* Start Data supplied *

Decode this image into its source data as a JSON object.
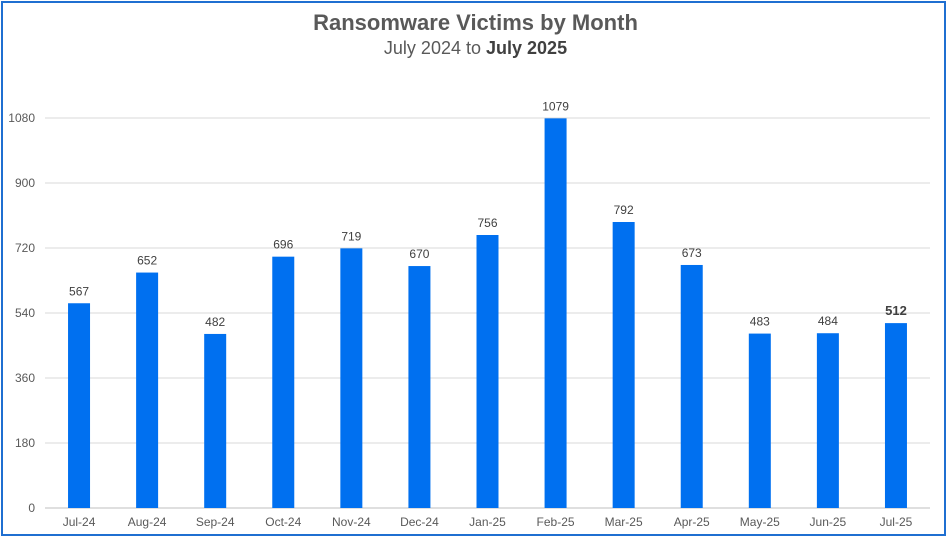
{
  "chart_data": {
    "type": "bar",
    "title": "Ransomware Victims by Month",
    "subtitle_prefix": "July 2024 to",
    "subtitle_bold": "July 2025",
    "categories": [
      "Jul-24",
      "Aug-24",
      "Sep-24",
      "Oct-24",
      "Nov-24",
      "Dec-24",
      "Jan-25",
      "Feb-25",
      "Mar-25",
      "Apr-25",
      "May-25",
      "Jun-25",
      "Jul-25"
    ],
    "values": [
      567,
      652,
      482,
      696,
      719,
      670,
      756,
      1079,
      792,
      673,
      483,
      484,
      512
    ],
    "ylim": [
      0,
      1080
    ],
    "yticks": [
      0,
      180,
      360,
      540,
      720,
      900,
      1080
    ],
    "grid": true,
    "bar_color": "#0070f0",
    "highlight_last_label": true
  }
}
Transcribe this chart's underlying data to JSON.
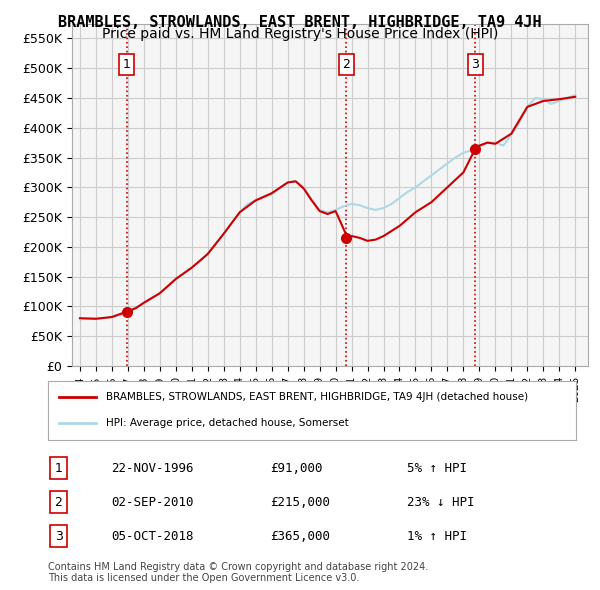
{
  "title": "BRAMBLES, STROWLANDS, EAST BRENT, HIGHBRIDGE, TA9 4JH",
  "subtitle": "Price paid vs. HM Land Registry's House Price Index (HPI)",
  "xlabel": "",
  "ylabel": "",
  "ylim": [
    0,
    575000
  ],
  "yticks": [
    0,
    50000,
    100000,
    150000,
    200000,
    250000,
    300000,
    350000,
    400000,
    450000,
    500000,
    550000
  ],
  "ytick_labels": [
    "£0",
    "£50K",
    "£100K",
    "£150K",
    "£200K",
    "£250K",
    "£300K",
    "£350K",
    "£400K",
    "£450K",
    "£500K",
    "£550K"
  ],
  "x_start_year": 1994,
  "x_end_year": 2026,
  "sale_dates": [
    "1996-11-22",
    "2010-09-02",
    "2018-10-05"
  ],
  "sale_prices": [
    91000,
    215000,
    365000
  ],
  "sale_labels": [
    "1",
    "2",
    "3"
  ],
  "sale_info": [
    {
      "date": "22-NOV-1996",
      "price": "£91,000",
      "hpi": "5% ↑ HPI"
    },
    {
      "date": "02-SEP-2010",
      "price": "£215,000",
      "hpi": "23% ↓ HPI"
    },
    {
      "date": "05-OCT-2018",
      "price": "£365,000",
      "hpi": "1% ↑ HPI"
    }
  ],
  "hpi_color": "#add8e6",
  "sale_line_color": "#cc0000",
  "sale_dot_color": "#cc0000",
  "vline_color": "#cc0000",
  "grid_color": "#cccccc",
  "bg_color": "#f5f5f5",
  "legend_line1": "BRAMBLES, STROWLANDS, EAST BRENT, HIGHBRIDGE, TA9 4JH (detached house)",
  "legend_line2": "HPI: Average price, detached house, Somerset",
  "footnote1": "Contains HM Land Registry data © Crown copyright and database right 2024.",
  "footnote2": "This data is licensed under the Open Government Licence v3.0.",
  "title_fontsize": 11,
  "subtitle_fontsize": 10
}
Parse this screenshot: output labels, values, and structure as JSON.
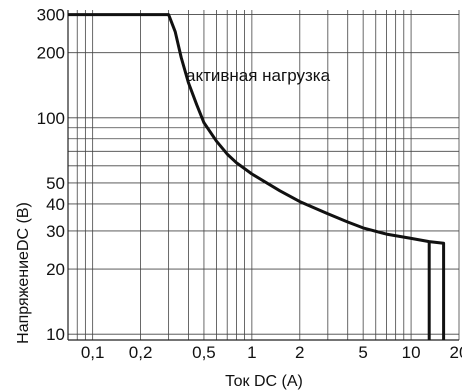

* End Data supplied *

_Challenge_: Tally up the lines with the word "STROWLANDS" in them, and answer with that number by itself.

_Answer to this task_: 2